> _What is asked_
Repeat the lines beginning at the one with "Extract all readable text from this page." and running to the end of the material, keeping the first and last of them, exactly as they appear.

> _Data shown_
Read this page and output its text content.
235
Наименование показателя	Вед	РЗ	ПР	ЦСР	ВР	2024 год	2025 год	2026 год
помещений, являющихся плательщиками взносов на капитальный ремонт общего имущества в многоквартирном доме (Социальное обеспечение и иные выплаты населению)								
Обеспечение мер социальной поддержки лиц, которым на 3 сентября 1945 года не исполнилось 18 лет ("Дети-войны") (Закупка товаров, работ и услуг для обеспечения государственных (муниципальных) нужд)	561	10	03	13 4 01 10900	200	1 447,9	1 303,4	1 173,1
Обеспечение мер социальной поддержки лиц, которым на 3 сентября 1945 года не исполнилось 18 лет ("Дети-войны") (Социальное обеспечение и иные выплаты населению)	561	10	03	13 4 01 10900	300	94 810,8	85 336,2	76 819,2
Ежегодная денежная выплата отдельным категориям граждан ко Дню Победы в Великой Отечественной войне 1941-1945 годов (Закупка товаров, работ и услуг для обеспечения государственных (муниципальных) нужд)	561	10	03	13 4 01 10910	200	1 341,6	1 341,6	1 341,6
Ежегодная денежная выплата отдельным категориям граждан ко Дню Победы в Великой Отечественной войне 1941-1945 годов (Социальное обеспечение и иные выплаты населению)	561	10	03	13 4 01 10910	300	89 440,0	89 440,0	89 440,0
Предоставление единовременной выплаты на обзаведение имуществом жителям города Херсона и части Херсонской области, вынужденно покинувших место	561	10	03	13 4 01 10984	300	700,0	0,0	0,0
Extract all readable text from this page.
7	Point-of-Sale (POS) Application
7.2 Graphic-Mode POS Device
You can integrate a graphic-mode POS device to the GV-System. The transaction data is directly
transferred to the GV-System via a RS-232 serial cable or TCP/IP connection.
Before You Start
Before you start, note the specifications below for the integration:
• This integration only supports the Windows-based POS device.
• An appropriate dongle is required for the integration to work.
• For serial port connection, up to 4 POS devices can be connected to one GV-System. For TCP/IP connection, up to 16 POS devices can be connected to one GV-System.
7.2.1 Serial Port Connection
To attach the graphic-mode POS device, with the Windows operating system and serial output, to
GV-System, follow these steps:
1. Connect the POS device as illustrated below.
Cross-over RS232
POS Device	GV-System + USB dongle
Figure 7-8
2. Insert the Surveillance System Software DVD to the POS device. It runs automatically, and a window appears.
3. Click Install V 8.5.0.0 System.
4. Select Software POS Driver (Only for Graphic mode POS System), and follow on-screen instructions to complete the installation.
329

> _Reply to the task_
Extract all readable text from this page.
7	Point-of-Sale (POS) Application
7.2 Graphic-Mode POS Device
You can integrate a graphic-mode POS device to the GV-System. The transaction data is directly
transferred to the GV-System via a RS-232 serial cable or TCP/IP connection.
Before You Start
Before you start, note the specifications below for the integration:
• This integration only supports the Windows-based POS device.
• An appropriate dongle is required for the integration to work.
• For serial port connection, up to 4 POS devices can be connected to one GV-System. For TCP/IP connection, up to 16 POS devices can be connected to one GV-System.
7.2.1 Serial Port Connection
To attach the graphic-mode POS device, with the Windows operating system and serial output, to
GV-System, follow these steps:
1. Connect the POS device as illustrated below.
Cross-over RS232
POS Device	GV-System + USB dongle
Figure 7-8
2. Insert the Surveillance System Software DVD to the POS device. It runs automatically, and a window appears.
3. Click Install V 8.5.0.0 System.
4. Select Software POS Driver (Only for Graphic mode POS System), and follow on-screen instructions to complete the installation.
329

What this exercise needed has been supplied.